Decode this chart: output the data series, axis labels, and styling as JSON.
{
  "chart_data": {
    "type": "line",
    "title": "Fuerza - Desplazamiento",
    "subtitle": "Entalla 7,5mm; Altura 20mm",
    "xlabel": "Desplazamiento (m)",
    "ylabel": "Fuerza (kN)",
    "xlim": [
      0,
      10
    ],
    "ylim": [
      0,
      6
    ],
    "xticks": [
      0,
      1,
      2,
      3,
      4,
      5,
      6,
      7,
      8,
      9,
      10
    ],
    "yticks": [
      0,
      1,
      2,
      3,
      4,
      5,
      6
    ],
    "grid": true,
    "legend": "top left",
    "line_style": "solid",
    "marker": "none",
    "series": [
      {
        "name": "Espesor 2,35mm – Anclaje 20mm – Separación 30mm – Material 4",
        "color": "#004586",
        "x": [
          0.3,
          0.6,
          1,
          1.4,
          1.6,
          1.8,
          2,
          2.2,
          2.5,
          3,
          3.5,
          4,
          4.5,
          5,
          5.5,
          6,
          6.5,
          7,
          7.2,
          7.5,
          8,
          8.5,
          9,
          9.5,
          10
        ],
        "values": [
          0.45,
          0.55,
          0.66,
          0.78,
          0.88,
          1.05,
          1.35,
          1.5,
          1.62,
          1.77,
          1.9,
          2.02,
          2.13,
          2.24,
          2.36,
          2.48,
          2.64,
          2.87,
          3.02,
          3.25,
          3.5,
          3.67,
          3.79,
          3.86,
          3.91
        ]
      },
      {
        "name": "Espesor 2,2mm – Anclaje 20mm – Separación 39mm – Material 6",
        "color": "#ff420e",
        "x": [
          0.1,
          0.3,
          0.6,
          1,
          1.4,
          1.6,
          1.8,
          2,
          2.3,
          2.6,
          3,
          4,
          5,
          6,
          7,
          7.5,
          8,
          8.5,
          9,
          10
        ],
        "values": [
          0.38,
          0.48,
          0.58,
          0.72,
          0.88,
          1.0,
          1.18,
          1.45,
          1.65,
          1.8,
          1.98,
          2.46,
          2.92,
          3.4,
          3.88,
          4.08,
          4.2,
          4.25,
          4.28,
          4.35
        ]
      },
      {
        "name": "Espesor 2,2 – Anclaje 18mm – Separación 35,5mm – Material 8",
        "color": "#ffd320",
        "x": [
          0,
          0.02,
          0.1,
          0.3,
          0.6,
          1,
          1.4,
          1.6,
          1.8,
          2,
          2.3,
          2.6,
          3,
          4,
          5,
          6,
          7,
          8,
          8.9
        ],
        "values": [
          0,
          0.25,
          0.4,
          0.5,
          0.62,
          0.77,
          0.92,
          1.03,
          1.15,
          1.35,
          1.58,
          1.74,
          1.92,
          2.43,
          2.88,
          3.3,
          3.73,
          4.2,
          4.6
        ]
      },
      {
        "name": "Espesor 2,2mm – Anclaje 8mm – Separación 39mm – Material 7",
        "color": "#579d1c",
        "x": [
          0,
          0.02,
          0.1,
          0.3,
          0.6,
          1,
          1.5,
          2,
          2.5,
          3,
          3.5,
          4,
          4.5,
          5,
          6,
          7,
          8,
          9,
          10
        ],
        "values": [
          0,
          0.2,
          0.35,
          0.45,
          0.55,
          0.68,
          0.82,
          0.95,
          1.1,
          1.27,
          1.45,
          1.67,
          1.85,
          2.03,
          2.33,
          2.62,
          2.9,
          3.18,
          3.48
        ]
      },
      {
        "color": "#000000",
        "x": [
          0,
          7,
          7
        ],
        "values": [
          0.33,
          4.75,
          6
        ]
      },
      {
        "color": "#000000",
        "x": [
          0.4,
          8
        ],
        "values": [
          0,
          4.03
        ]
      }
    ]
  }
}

◆ ◆ ◆ ◆ ◆

* _Exercise objective_
Take every line from the data above that holds "Material" and copy it out.

* _Correct answer_
        "name": "Espesor 2,35mm – Anclaje 20mm – Separación 30mm – Material 4",
        "name": "Espesor 2,2mm – Anclaje 20mm – Separación 39mm – Material 6",
        "name": "Espesor 2,2 – Anclaje 18mm – Separación 35,5mm – Material 8",
        "name": "Espesor 2,2mm – Anclaje 8mm – Separación 39mm – Material 7",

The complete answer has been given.